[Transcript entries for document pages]
────────────────────

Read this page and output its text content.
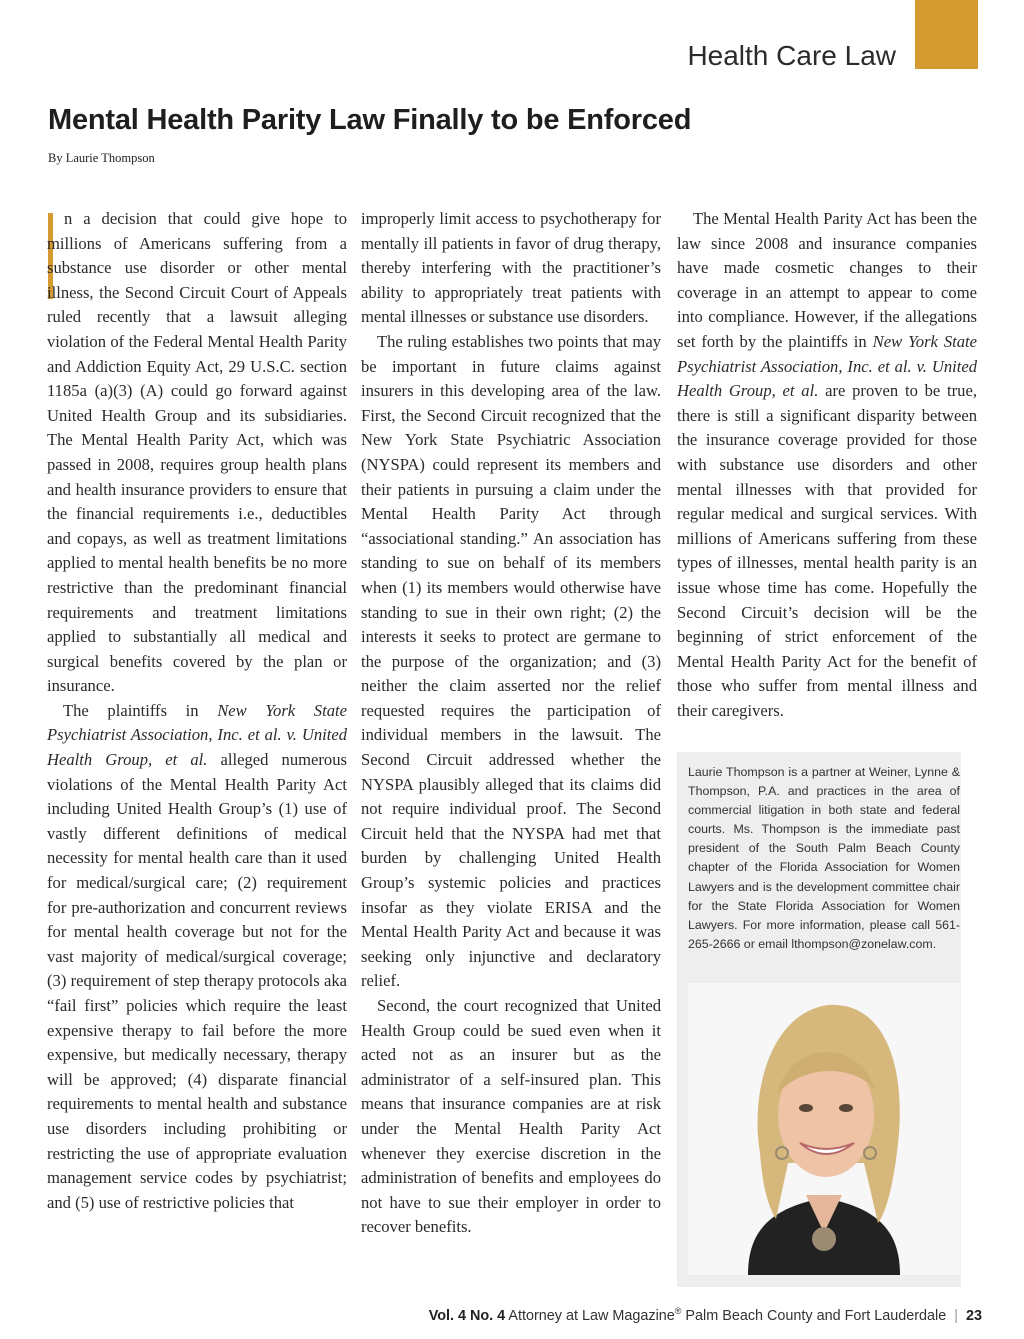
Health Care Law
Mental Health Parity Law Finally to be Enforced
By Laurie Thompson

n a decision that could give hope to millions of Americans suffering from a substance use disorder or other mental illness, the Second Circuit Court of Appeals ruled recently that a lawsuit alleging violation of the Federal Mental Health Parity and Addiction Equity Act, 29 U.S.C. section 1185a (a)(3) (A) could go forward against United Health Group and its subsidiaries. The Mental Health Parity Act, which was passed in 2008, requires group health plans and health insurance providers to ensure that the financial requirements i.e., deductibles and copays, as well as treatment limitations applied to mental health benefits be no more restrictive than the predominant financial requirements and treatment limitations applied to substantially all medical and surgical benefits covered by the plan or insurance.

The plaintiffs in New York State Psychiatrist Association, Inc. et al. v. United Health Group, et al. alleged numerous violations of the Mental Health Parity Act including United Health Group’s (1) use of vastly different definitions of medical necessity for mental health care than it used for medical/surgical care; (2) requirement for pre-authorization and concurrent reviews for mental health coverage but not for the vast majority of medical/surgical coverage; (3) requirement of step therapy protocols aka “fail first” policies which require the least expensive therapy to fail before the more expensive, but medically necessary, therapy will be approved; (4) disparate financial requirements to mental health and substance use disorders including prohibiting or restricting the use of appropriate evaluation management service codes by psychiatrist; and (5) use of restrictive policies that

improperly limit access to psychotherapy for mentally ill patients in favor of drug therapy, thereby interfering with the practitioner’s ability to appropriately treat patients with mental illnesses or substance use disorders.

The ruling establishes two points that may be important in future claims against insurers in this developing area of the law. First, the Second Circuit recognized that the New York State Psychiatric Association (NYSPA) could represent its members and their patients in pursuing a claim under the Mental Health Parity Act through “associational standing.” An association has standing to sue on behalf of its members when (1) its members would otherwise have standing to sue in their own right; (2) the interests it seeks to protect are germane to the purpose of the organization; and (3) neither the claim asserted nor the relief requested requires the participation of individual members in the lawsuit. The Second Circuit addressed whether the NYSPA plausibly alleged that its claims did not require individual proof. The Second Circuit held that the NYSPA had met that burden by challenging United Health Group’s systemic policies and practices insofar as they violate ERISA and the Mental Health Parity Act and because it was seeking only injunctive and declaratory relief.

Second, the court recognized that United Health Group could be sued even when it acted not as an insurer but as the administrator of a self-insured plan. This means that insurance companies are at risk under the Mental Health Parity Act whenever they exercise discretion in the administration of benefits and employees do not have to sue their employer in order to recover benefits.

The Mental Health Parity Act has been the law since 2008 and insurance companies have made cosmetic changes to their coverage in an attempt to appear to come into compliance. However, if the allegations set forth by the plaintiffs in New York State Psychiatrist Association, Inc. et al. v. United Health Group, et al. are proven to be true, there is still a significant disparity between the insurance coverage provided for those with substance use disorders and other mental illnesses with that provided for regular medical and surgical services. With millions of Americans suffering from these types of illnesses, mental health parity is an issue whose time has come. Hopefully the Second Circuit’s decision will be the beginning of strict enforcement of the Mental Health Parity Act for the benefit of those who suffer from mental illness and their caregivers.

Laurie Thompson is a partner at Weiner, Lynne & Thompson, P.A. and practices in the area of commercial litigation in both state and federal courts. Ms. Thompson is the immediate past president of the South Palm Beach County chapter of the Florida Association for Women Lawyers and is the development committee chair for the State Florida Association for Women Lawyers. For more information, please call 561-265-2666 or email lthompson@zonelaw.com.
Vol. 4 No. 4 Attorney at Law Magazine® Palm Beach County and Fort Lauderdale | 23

────────────────────

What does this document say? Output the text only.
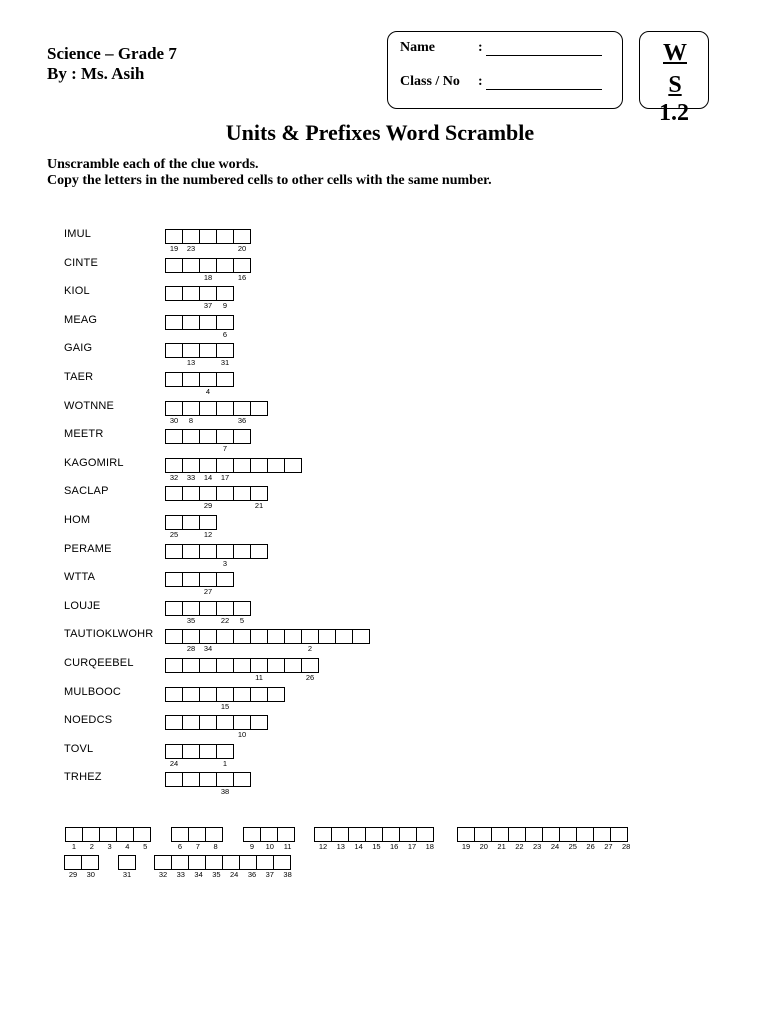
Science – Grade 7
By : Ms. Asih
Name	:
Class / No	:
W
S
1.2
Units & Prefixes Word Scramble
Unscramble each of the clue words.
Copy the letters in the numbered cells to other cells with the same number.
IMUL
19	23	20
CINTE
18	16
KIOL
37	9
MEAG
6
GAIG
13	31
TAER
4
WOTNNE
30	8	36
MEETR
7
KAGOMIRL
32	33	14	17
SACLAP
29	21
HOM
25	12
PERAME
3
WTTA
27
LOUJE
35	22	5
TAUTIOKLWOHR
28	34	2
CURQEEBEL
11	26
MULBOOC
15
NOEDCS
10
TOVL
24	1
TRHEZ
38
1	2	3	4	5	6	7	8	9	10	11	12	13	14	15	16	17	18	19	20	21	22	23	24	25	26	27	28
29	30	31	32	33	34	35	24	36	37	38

────────────────────

• **TASK**
Which lines of the data contain the word "text"? Copy each one.

• **RESULT OF THE EXERCISE**
Read this page and output its text content.
What does this document say? Output the text only.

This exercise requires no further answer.